== PROBLEM ==
All of the material below is to be returned exactly.
----- RECORDS FOR THIS TASK -----
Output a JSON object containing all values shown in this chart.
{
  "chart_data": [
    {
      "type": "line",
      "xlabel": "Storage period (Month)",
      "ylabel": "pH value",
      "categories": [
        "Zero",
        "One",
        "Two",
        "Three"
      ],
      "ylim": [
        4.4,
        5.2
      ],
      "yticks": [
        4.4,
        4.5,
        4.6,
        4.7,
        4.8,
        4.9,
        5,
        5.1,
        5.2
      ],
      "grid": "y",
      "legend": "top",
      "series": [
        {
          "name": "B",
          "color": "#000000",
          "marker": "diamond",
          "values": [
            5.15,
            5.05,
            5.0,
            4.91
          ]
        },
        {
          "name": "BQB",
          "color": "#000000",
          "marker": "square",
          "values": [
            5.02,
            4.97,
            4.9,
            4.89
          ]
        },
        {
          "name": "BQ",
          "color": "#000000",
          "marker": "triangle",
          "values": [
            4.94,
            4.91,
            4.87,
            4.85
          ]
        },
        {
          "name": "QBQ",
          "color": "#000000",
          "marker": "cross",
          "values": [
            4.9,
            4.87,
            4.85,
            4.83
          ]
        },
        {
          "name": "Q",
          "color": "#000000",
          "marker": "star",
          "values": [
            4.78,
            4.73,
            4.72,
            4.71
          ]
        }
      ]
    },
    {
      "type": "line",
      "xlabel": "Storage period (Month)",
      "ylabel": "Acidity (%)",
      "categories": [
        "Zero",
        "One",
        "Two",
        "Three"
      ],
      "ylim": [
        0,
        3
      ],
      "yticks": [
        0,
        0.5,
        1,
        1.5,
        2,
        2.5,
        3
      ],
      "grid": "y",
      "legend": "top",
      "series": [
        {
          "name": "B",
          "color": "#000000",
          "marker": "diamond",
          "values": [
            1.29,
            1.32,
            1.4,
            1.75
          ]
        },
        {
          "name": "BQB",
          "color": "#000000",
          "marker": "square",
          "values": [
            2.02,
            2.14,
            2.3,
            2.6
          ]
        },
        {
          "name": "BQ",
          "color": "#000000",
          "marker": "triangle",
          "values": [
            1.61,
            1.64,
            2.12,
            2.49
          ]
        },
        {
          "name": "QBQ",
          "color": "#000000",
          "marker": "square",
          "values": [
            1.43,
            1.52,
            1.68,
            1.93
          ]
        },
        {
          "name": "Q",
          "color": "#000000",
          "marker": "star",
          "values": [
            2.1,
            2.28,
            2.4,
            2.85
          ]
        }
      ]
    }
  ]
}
-----
== SOLUTION ==
Output a JSON object containing all values shown in this chart.
{
  "chart_data": [
    {
      "type": "line",
      "xlabel": "Storage period (Month)",
      "ylabel": "pH value",
      "categories": [
        "Zero",
        "One",
        "Two",
        "Three"
      ],
      "ylim": [
        4.4,
        5.2
      ],
      "yticks": [
        4.4,
        4.5,
        4.6,
        4.7,
        4.8,
        4.9,
        5,
        5.1,
        5.2
      ],
      "grid": "y",
      "legend": "top",
      "series": [
        {
          "name": "B",
          "color": "#000000",
          "marker": "diamond",
          "values": [
            5.15,
            5.05,
            5.0,
            4.91
          ]
        },
        {
          "name": "BQB",
          "color": "#000000",
          "marker": "square",
          "values": [
            5.02,
            4.97,
            4.9,
            4.89
          ]
        },
        {
          "name": "BQ",
          "color": "#000000",
          "marker": "triangle",
          "values": [
            4.94,
            4.91,
            4.87,
            4.85
          ]
        },
        {
          "name": "QBQ",
          "color": "#000000",
          "marker": "cross",
          "values": [
            4.9,
            4.87,
            4.85,
            4.83
          ]
        },
        {
          "name": "Q",
          "color": "#000000",
          "marker": "star",
          "values": [
            4.78,
            4.73,
            4.72,
            4.71
          ]
        }
      ]
    },
    {
      "type": "line",
      "xlabel": "Storage period (Month)",
      "ylabel": "Acidity (%)",
      "categories": [
        "Zero",
        "One",
        "Two",
        "Three"
      ],
      "ylim": [
        0,
        3
      ],
      "yticks": [
        0,
        0.5,
        1,
        1.5,
        2,
        2.5,
        3
      ],
      "grid": "y",
      "legend": "top",
      "series": [
        {
          "name": "B",
          "color": "#000000",
          "marker": "diamond",
          "values": [
            1.29,
            1.32,
            1.4,
            1.75
          ]
        },
        {
          "name": "BQB",
          "color": "#000000",
          "marker": "square",
          "values": [
            2.02,
            2.14,
            2.3,
            2.6
          ]
        },
        {
          "name": "BQ",
          "color": "#000000",
          "marker": "triangle",
          "values": [
            1.61,
            1.64,
            2.12,
            2.49
          ]
        },
        {
          "name": "QBQ",
          "color": "#000000",
          "marker": "square",
          "values": [
            1.43,
            1.52,
            1.68,
            1.93
          ]
        },
        {
          "name": "Q",
          "color": "#000000",
          "marker": "star",
          "values": [
            2.1,
            2.28,
            2.4,
            2.85
          ]
        }
      ]
    }
  ]
}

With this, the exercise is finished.